THE TASK »
In the material below, find every line with "JSON" and pull it out.

RECORDS SUPPLIED »
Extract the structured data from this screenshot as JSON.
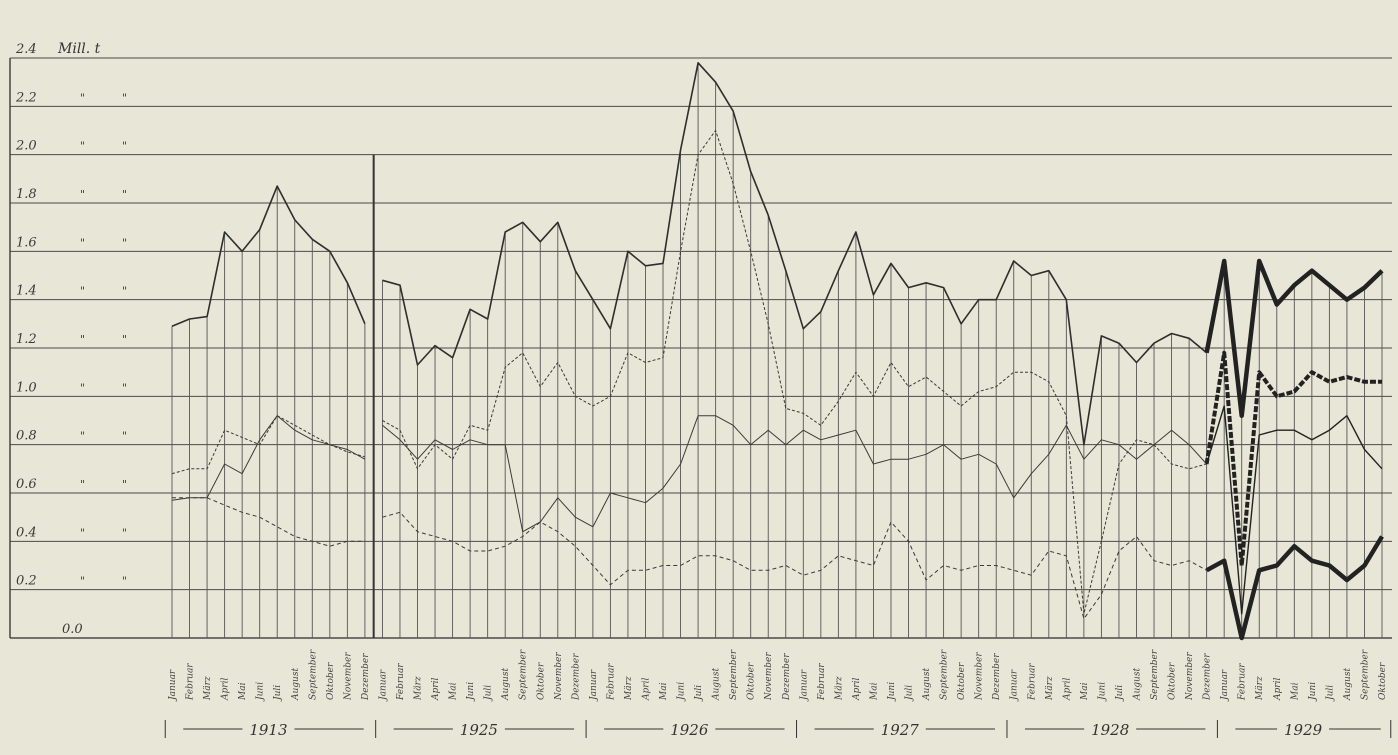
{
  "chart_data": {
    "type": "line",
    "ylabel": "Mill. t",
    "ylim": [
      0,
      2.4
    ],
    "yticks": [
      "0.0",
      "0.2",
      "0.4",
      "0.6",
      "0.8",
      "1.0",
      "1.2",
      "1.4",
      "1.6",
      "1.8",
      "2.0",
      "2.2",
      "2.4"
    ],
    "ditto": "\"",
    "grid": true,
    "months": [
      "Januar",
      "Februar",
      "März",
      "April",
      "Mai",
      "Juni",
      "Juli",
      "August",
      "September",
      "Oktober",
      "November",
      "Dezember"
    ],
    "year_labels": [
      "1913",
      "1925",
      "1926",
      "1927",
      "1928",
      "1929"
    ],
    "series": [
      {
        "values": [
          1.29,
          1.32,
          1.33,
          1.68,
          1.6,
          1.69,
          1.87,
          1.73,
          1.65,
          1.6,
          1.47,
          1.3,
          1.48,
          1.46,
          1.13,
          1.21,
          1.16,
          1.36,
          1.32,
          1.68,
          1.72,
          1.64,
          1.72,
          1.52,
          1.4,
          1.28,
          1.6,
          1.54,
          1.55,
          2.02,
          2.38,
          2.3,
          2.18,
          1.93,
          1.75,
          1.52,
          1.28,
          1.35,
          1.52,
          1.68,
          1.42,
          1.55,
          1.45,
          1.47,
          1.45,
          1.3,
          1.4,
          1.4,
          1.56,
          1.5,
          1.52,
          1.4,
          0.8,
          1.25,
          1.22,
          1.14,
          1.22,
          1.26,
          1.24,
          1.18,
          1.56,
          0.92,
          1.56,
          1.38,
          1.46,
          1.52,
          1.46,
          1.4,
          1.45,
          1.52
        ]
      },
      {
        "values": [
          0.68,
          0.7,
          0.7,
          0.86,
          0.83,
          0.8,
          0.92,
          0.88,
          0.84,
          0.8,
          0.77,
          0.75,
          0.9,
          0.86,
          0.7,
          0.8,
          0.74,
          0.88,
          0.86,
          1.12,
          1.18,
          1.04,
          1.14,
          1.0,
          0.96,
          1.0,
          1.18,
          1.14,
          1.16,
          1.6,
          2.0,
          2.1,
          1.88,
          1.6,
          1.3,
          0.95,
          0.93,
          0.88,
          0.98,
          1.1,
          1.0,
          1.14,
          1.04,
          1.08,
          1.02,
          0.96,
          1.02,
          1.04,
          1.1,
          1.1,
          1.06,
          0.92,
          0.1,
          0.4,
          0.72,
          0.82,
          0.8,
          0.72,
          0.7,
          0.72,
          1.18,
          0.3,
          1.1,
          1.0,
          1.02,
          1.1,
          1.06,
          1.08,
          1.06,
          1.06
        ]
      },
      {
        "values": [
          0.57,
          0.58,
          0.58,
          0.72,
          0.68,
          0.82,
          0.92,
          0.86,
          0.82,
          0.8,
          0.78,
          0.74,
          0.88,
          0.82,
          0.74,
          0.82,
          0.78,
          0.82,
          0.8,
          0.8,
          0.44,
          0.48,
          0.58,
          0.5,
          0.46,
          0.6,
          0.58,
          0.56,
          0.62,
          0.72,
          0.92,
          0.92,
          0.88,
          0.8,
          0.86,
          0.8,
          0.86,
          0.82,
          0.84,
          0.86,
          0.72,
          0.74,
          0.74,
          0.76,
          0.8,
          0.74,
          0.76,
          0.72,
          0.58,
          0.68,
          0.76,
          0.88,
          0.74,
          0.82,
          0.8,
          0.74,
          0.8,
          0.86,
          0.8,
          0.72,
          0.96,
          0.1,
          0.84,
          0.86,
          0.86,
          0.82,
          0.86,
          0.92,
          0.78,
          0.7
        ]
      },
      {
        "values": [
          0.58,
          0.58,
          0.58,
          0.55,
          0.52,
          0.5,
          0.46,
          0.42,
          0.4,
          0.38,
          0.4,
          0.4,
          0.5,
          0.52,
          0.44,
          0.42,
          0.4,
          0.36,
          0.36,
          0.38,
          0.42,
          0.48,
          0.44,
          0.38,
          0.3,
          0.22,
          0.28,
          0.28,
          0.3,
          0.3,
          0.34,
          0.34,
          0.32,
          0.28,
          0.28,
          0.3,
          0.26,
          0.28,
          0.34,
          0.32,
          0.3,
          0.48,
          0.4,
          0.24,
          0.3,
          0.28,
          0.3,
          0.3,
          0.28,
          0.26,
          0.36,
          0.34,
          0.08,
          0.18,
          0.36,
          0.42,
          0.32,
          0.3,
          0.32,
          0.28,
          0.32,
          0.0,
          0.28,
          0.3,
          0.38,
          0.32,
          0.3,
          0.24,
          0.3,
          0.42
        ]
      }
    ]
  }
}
---
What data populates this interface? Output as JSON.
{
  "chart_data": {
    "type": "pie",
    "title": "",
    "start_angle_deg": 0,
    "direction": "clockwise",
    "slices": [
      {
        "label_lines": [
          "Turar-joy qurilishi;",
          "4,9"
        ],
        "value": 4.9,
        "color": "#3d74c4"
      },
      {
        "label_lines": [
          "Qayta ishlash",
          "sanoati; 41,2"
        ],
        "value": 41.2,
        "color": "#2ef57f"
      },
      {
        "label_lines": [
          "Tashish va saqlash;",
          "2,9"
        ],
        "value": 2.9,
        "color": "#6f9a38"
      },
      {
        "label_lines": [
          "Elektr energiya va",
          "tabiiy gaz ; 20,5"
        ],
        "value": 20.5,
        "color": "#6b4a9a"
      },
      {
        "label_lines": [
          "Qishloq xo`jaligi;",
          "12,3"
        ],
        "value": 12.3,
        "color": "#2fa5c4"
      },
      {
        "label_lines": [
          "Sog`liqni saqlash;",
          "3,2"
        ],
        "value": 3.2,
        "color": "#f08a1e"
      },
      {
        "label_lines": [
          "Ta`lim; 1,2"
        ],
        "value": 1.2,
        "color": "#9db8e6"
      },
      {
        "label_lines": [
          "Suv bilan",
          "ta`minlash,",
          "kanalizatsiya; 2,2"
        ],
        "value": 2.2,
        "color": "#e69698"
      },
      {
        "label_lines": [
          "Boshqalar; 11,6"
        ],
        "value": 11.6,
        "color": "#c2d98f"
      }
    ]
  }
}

EXERCISE SOLUTION »
Extract the structured data from this screenshot as JSON.
What data populates this interface? Output as JSON.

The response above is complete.